-------- 読解用抜粋
朝ドラのモデル【笠置シヅ子】知られざる”ブギウギの女王”の真実

2023年度後期のNHK連続テレビ小説「ブギウギ」。主演の女優・趣里が演じる花田スズ子のモデルは、昭和の時代を代表する歌謡界のスター、
笠置シヅコ(かさぎ・しづこ)さんです。
笠置さんは1914年(大正3年)、香川県に生まれました。歌手としてデビュー後、昭和の名作曲家・服部良一さんが作曲した「東京ブギウギ」が大ヒットし、一躍スターの座にのし上がりました。派手なステージングと明るいキャラクターで「ブギの女王」と呼ばれ、”昭和の歌姫”だった美空ひばりさん以前の
トップ歌手として君臨しました。

その一方で、プライベートでは芸人の大手事務所、吉本興業の御曹司との間に娘をもうけながらも結婚できず、シングルマザーとして育児と仕事を両立させるという厳しい人生を送りました。晩年は乳がんとの闘病生活を経て、70歳でこの世を去りました。
今回は、笠置シヅ子さんの生涯を辿りつつ、逆境を乗り越えて国民的歌手となった彼女の功績を振り返ります。朝ドラ「ブギウギ」のモデル・笠置シズコさんの真実は、私たちに何を教えてくれるのか。一緒に見ていきましょう。(以後、敬称略)
若き日の逆境
笠置シズコさんは、1914年(大正3年)に香川県大川郡相生村(現在:東かがわ市)で生まれました。しかし、母・谷口鳴尾と豪農の嫡男だった父・三谷陳平との結婚は許されませんでした。鳴尾は、乳飲み子の笠置さんを連れて実家に戻らざるを得なかったのです。
笠置さんの母も、シングルマザーだったわけです。
しかし、鳴尾は母乳の出が悪く、笠置さんに十分な乳を与えることができません。そこで、出産のため帰省していた女性に授乳を頼みました。これが亀井ケイで、笠置さんを大阪に連れ帰って養女としたのです。
これを機に、名字は「亀井」になりました。
実母と別れ、大阪で育つことになった笠置さん。出生の秘密や自分のルーツを知らないまま、名前は亀井ミツエ、そして志津子、さらに静子と変わっていきます。
----------------
-------- データ抜粋
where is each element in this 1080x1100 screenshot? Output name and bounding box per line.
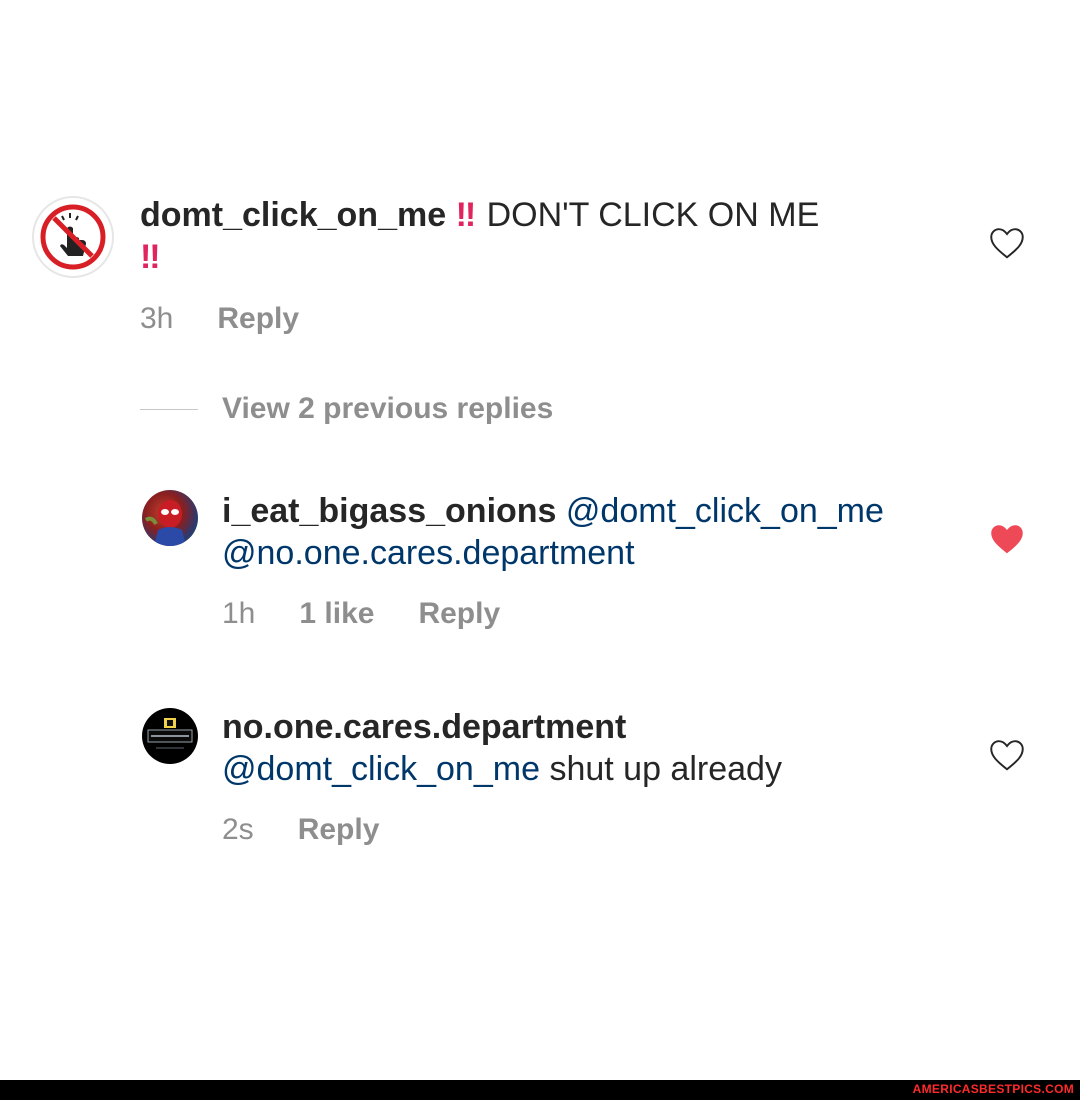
comment-username[interactable]: domt_click_on_me [140, 196, 446, 234]
heart-filled-icon[interactable] [989, 522, 1025, 556]
comment-username[interactable]: i_eat_bigass_onions [222, 492, 556, 530]
comment-time: 3h [140, 302, 174, 335]
no-touch-icon [40, 204, 106, 270]
comment-meta: 1h 1 like Reply [222, 597, 500, 631]
watermark-text: AMERICASBESTPICS.COM [912, 1082, 1074, 1096]
view-previous-replies-button[interactable]: View 2 previous replies [140, 392, 553, 426]
comment-time: 1h [222, 597, 256, 630]
reply-button[interactable]: Reply [217, 302, 299, 336]
avatar[interactable] [142, 490, 198, 546]
comment-body: shut up already [549, 750, 782, 788]
spiderman-avatar [144, 500, 186, 546]
heart-icon[interactable] [989, 738, 1025, 772]
reply-button[interactable]: Reply [418, 597, 500, 631]
mention-link[interactable]: @no.one.cares.department [222, 534, 635, 572]
comment-text: no.one.cares.department @domt_click_on_m… [222, 706, 962, 790]
likes-count[interactable]: 1 like [299, 597, 374, 631]
comment-body: DON'T CLICK ON ME [486, 196, 820, 234]
comment-text: i_eat_bigass_onions @domt_click_on_me @n… [222, 490, 962, 574]
avatar[interactable] [142, 708, 198, 764]
comment-meta: 2s Reply [222, 813, 379, 847]
watermark-bar: AMERICASBESTPICS.COM [0, 1080, 1080, 1100]
comment-text: domt_click_on_me ‼ DON'T CLICK ON ME ‼ [140, 194, 940, 278]
heart-icon[interactable] [989, 226, 1025, 260]
comment-time: 2s [222, 813, 254, 846]
comment-meta: 3h Reply [140, 302, 299, 336]
divider-line [140, 408, 198, 410]
comment-username[interactable]: no.one.cares.department [222, 708, 626, 746]
mention-link[interactable]: @domt_click_on_me [566, 492, 884, 530]
view-replies-label: View 2 previous replies [222, 392, 554, 425]
avatar[interactable] [32, 196, 114, 278]
department-badge-avatar [147, 718, 193, 749]
double-exclamation-emoji: ‼ [455, 196, 478, 234]
reply-button[interactable]: Reply [298, 813, 380, 847]
double-exclamation-emoji: ‼ [140, 238, 162, 276]
mention-link[interactable]: @domt_click_on_me [222, 750, 540, 788]
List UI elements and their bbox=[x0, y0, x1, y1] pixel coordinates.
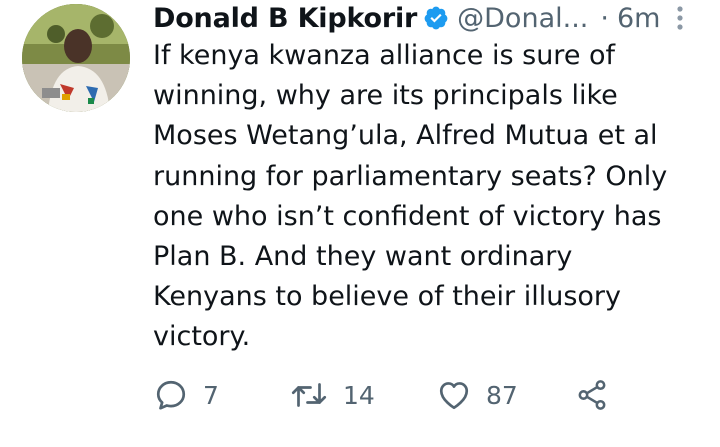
tweet[interactable]: Donald B Kipkorir @Donal... · 6m If keny… bbox=[0, 0, 720, 447]
share-icon bbox=[575, 378, 609, 412]
separator-dot: · bbox=[600, 2, 609, 34]
tweet-text: If kenya kwanza alliance is sure of winn… bbox=[153, 36, 713, 358]
tweet-text-line: If kenya kwanza alliance is sure of bbox=[153, 40, 616, 71]
avatar[interactable] bbox=[22, 4, 130, 112]
action-bar: 7 14 87 bbox=[153, 372, 673, 418]
tweet-text-line: one who isn’t confident of victory has bbox=[153, 200, 662, 232]
tweet-text-line: Moses Wetang’ula, Alfred Mutua et al bbox=[153, 120, 658, 152]
tweet-text-line: Plan B. And they want ordinary bbox=[153, 241, 573, 273]
retweet-button[interactable]: 14 bbox=[289, 372, 375, 418]
tweet-timestamp[interactable]: 6m bbox=[617, 3, 660, 34]
tweet-text-line: Kenyans to believe of their illusory bbox=[153, 281, 621, 313]
tweet-header: Donald B Kipkorir @Donal... · 6m bbox=[153, 0, 713, 36]
verified-badge-icon bbox=[423, 5, 449, 31]
heart-icon bbox=[436, 377, 472, 413]
retweet-count: 14 bbox=[343, 380, 375, 410]
retweet-icon bbox=[289, 377, 329, 413]
reply-button[interactable]: 7 bbox=[153, 372, 219, 418]
reply-icon bbox=[153, 377, 189, 413]
display-name[interactable]: Donald B Kipkorir bbox=[153, 3, 417, 34]
like-button[interactable]: 87 bbox=[436, 372, 518, 418]
tweet-text-line: running for parliamentary seats? Only bbox=[153, 160, 668, 192]
share-button[interactable] bbox=[575, 372, 609, 418]
tweet-text-line: victory. bbox=[153, 321, 251, 353]
tweet-text-line: winning, why are its principals like bbox=[153, 80, 618, 112]
like-count: 87 bbox=[486, 380, 518, 410]
more-vertical-icon[interactable] bbox=[670, 4, 690, 34]
author-handle[interactable]: @Donal... bbox=[457, 3, 588, 34]
reply-count: 7 bbox=[203, 380, 219, 410]
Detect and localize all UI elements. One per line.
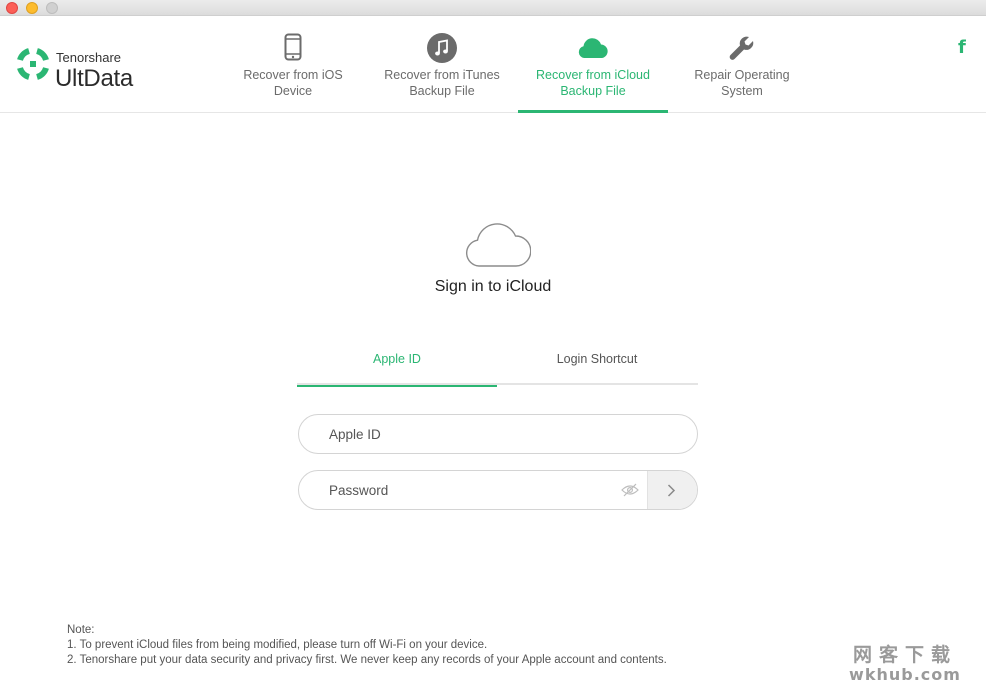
- tab-repair-operating-system[interactable]: Repair Operating System: [667, 17, 817, 113]
- facebook-icon[interactable]: f: [958, 37, 966, 58]
- minimize-window-button[interactable]: [26, 2, 38, 14]
- signin-title: Sign in to iCloud: [434, 278, 552, 295]
- wrench-icon: [729, 36, 754, 60]
- tab-label: Repair Operating System: [694, 68, 790, 98]
- tab-recover-from-icloud-backup[interactable]: Recover from iCloud Backup File: [518, 17, 668, 113]
- show-password-icon[interactable]: [621, 483, 639, 497]
- tab-recover-from-ios-device[interactable]: Recover from iOS Device: [218, 17, 368, 113]
- tab-label: Recover from iOS Device: [243, 68, 343, 98]
- close-window-button[interactable]: [6, 2, 18, 14]
- brand-company: Tenorshare: [56, 50, 122, 65]
- cloud-icon: [578, 38, 608, 58]
- password-field-container: [298, 470, 698, 510]
- ultdata-logo-icon: [17, 48, 49, 80]
- note-line-1: 1. To prevent iCloud files from being mo…: [67, 639, 488, 651]
- zoom-window-button[interactable]: [46, 2, 58, 14]
- signin-method-tabs: Apple ID Login Shortcut: [297, 340, 698, 387]
- watermark: 网客下载 wkhub.com: [845, 640, 965, 684]
- music-note-icon: [427, 33, 457, 63]
- chevron-right-icon: [667, 484, 676, 497]
- note-line-2: 2. Tenorshare put your data security and…: [67, 654, 667, 666]
- tab-apple-id[interactable]: Apple ID: [297, 340, 497, 387]
- tab-login-shortcut[interactable]: Login Shortcut: [497, 340, 697, 385]
- password-input[interactable]: [329, 471, 629, 509]
- brand-product: UltData: [55, 65, 133, 92]
- watermark-line-1: 网客下载: [852, 644, 957, 666]
- app-header: Tenorshare UltData Recover from iOS Devi…: [0, 17, 986, 113]
- note-section: Note: 1. To prevent iCloud files from be…: [67, 623, 667, 668]
- icloud-outline-icon: [465, 223, 531, 267]
- phone-icon: [284, 33, 302, 61]
- apple-id-input[interactable]: [329, 415, 629, 453]
- signin-submit-button[interactable]: [647, 471, 697, 509]
- note-heading: Note:: [67, 624, 95, 636]
- tab-label: Recover from iCloud Backup File: [536, 68, 650, 98]
- tab-label: Recover from iTunes Backup File: [384, 68, 500, 98]
- watermark-line-2: wkhub.com: [849, 665, 961, 684]
- apple-id-field-container: [298, 414, 698, 454]
- window-titlebar: [0, 0, 986, 16]
- tab-recover-from-itunes-backup[interactable]: Recover from iTunes Backup File: [367, 17, 517, 113]
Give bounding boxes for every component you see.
----------------
短い課題 1 – 笠置シヅ子の記事によると、乳飲み子の笠置さんを大阪に連れ帰り養女としたのは誰ですか。
短い課題 2 – 笠置シヅ子の記事を、最後の文の後から書き継いでください。
データは笠置シヅ子の記事とは別個の資料です。

記述回答 1 – 亀井ケイです。

記述回答 2 –
1927年(昭和2年)、笠置さんは小学校を卒業後、あの「宝塚音楽歌劇学校」を受験します。当時の笠置さんは、日本舞踊や三味線を習っていたため、歌と踊りは共に優れていましたが、発育が悪く痩せて小さい体型でした。そのため、過酷な宝塚の生活に耐えられないと判断され、
不合格となってしまいます。
しかし笠置さんは諦めません。同年、松竹の養成所である「日本歌劇学校」を受験して見事に合格。ここで初舞台を踏み、三笠静子の芸名で歌劇界での歩み進み始めたのです。
その後、松竹楽劇部にステップアップした笠置さんは、あまりでも熱心で、別の組に潜り込んでレッスンを受ける程だったといいます。器量もとても良く、欠員があるとよく代役として声をかけられたそうです。そんな折、
自分の出生を知るときがやってきます。
1931年(昭和6年)、笠置さん18歳の時。親の法事と聞かされて出生地に向かいます。それは既に亡くなっていた実父を弔うものでした。実母・鳴尾も参列していましたが、互い名乗ることもなく、そのまま二度と会うこともなかったようです。
このように、幼少期から辛い境遇で育った笠置さんですが、強い意志を持ち、歌劇の道をエネルギッシュに切り開いていきます。これが後まで続く、笠置シズ子、強さの原点だったと言えるでしょう。
東京進出と運命の出会い
昭和になって日本社会は激動の時代に入っていきます。それに笠置さんも翻弄されていきます。1933年(昭和8年)、昭和恐慌で打ち出された親会社・松竹のリストラ策に東京の楽劇部が反発。ストライキを起こしました。これに大阪の楽劇部も呼応。
笠置さんも高野山に立てこもり抵抗。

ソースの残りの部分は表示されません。